──────── SUPPLIED DATA

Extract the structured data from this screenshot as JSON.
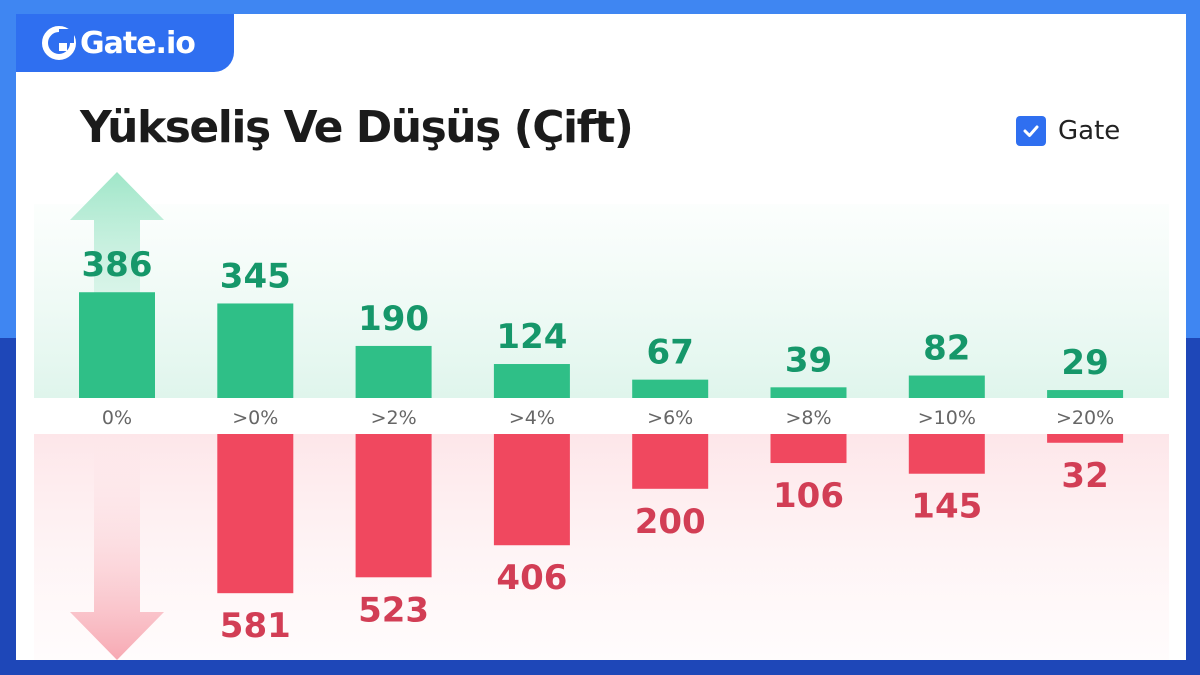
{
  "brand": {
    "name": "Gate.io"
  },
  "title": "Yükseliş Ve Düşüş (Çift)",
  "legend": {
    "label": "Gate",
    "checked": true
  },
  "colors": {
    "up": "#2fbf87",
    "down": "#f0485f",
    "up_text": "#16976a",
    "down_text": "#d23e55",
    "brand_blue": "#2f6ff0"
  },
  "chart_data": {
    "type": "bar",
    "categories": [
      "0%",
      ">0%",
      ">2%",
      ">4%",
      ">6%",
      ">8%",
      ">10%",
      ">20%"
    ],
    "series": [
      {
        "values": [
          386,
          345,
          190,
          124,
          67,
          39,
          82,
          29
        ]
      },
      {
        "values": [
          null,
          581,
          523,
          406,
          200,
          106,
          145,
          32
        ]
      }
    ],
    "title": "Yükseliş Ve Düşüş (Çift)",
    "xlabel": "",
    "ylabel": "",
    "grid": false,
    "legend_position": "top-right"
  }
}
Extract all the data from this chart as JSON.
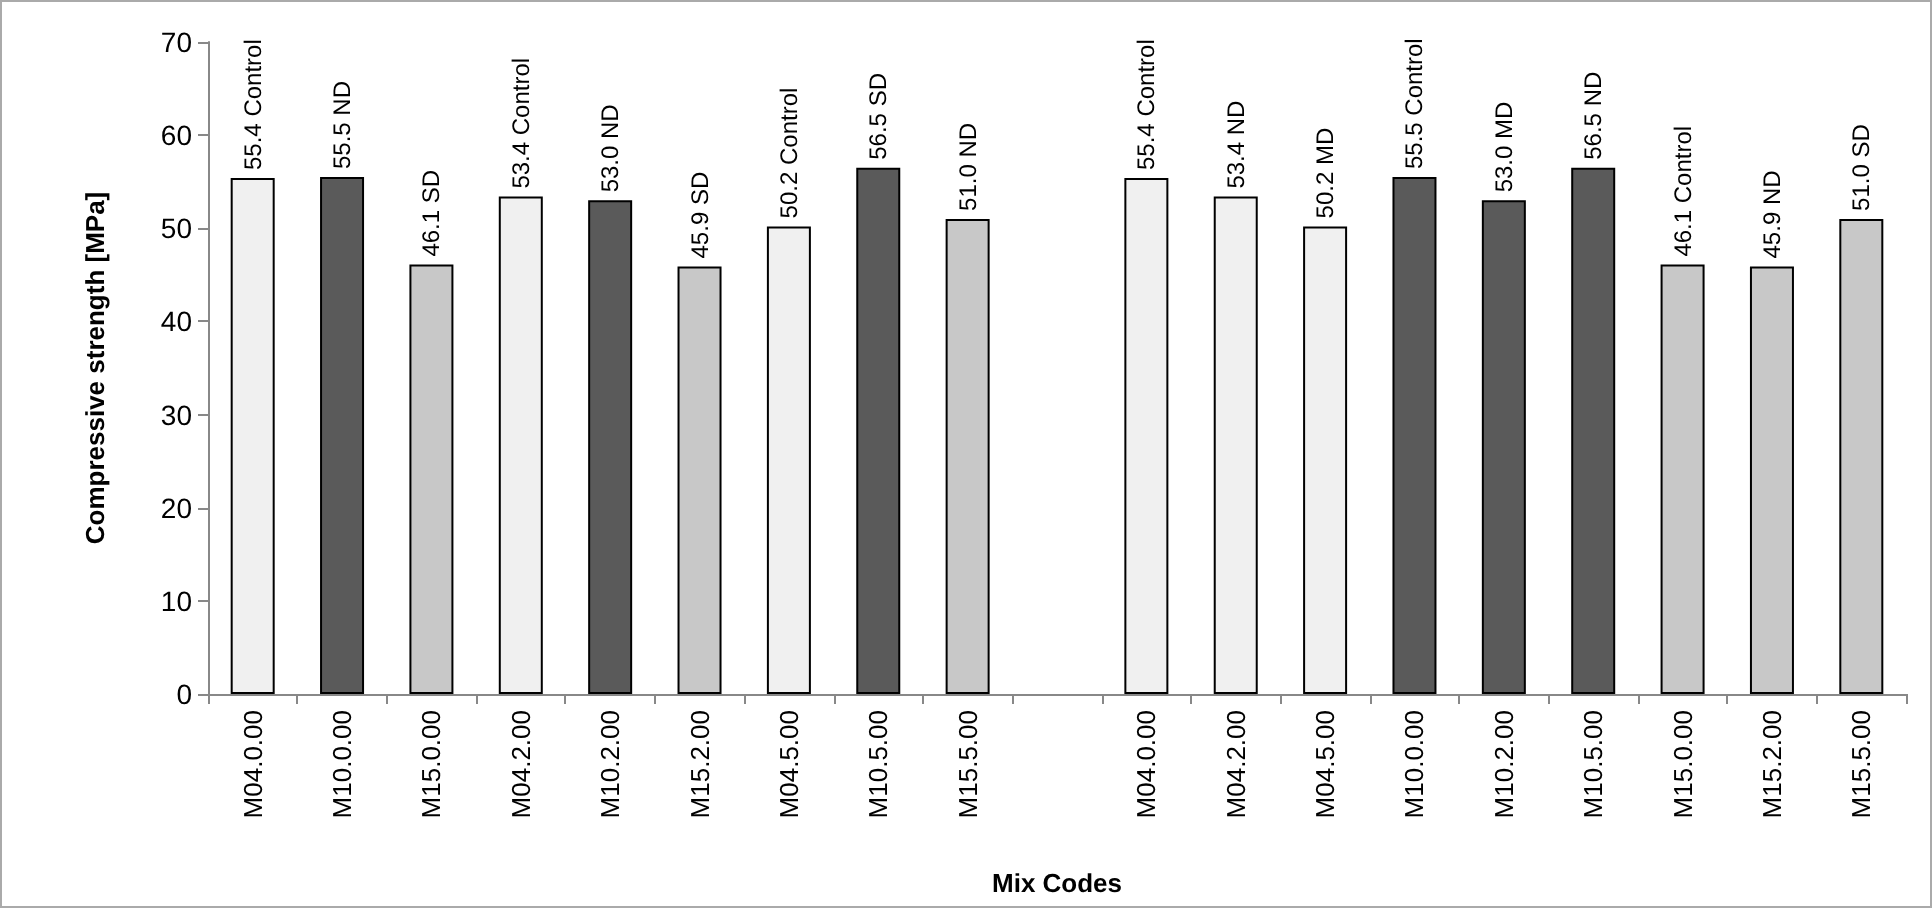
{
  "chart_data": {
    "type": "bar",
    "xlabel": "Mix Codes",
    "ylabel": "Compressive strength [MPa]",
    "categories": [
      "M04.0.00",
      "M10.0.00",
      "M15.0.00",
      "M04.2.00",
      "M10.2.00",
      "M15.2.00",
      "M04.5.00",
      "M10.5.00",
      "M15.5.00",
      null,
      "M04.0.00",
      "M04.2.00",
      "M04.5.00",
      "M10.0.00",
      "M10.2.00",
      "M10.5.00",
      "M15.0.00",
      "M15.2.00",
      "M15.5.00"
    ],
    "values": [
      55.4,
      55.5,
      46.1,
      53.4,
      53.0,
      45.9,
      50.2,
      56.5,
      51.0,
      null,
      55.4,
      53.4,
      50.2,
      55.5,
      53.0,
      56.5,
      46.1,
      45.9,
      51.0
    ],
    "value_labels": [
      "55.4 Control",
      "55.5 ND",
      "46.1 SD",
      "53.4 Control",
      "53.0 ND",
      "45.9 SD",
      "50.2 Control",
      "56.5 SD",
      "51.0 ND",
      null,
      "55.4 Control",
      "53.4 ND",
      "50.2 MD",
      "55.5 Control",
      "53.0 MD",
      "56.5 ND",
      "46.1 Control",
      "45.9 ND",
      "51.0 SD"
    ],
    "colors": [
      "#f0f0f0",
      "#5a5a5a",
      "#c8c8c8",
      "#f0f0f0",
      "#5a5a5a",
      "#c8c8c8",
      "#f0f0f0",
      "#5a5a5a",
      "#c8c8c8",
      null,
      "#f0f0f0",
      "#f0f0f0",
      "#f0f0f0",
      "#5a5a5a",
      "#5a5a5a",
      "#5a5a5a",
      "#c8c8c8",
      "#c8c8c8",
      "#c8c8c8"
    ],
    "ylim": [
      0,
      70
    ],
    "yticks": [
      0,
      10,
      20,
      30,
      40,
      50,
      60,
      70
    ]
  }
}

────────────────
──────── SUPPLIED DATA

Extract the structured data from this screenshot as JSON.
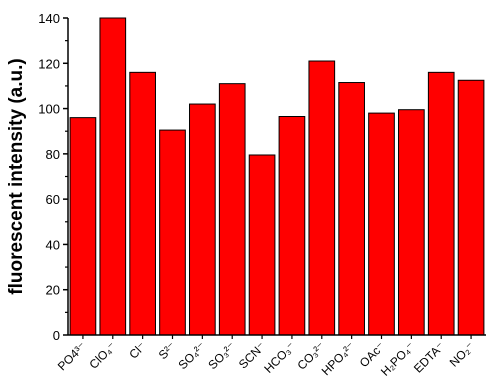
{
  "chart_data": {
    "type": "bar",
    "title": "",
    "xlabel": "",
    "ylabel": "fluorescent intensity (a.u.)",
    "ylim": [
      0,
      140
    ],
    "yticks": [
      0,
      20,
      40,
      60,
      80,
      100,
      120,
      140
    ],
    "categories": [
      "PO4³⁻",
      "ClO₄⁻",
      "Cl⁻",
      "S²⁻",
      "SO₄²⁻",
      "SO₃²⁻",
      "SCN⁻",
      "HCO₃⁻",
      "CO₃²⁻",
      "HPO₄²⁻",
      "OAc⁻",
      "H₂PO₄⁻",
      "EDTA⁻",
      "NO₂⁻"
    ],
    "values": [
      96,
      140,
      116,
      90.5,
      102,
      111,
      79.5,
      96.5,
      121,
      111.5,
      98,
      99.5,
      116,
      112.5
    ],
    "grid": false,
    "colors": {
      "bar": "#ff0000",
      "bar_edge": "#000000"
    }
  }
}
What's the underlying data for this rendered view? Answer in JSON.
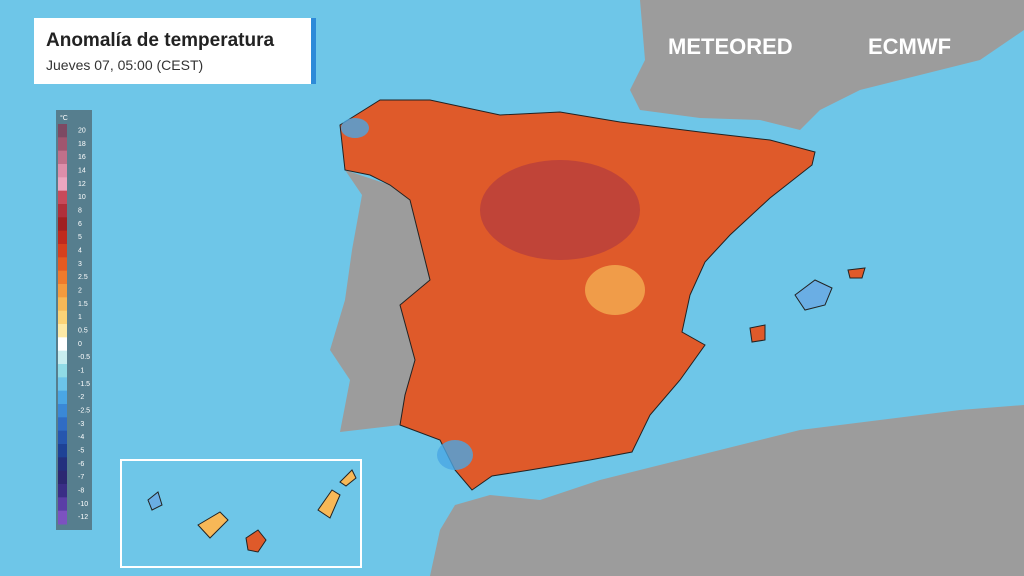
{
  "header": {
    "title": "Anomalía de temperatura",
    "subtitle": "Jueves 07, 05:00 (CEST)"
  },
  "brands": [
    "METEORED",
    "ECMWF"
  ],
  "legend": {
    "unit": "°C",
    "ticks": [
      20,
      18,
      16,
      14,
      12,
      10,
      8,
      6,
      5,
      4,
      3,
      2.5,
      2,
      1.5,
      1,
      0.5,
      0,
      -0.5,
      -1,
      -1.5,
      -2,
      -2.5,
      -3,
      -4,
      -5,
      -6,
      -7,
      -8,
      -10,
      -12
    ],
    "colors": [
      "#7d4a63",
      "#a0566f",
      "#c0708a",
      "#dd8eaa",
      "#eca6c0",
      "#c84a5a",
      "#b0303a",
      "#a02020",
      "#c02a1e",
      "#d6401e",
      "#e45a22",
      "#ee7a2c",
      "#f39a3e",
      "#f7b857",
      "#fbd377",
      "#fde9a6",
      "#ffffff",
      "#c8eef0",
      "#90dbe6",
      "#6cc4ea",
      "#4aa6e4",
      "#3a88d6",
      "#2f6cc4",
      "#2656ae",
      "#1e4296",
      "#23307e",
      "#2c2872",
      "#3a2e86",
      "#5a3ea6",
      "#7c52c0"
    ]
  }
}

────────────────
──────── SUPPLIED DATA

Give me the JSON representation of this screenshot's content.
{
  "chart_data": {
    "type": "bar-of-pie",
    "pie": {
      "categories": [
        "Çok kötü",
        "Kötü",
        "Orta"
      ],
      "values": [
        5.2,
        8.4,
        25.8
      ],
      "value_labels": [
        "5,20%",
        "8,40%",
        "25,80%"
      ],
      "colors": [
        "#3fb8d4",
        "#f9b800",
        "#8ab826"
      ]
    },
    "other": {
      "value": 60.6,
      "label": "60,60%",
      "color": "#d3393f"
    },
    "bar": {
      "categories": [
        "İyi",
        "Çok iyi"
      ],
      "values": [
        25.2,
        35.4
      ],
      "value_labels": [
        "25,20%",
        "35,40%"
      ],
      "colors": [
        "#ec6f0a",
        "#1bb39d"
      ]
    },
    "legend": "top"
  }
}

────────────────

JOB -> Go over the data above and copy every line that has the word "Control" in it.

CORRECT OUTPUT ->
      "55.4 Control",
      "53.4 Control",
      "50.2 Control",
      "55.4 Control",
      "55.5 Control",
      "46.1 Control",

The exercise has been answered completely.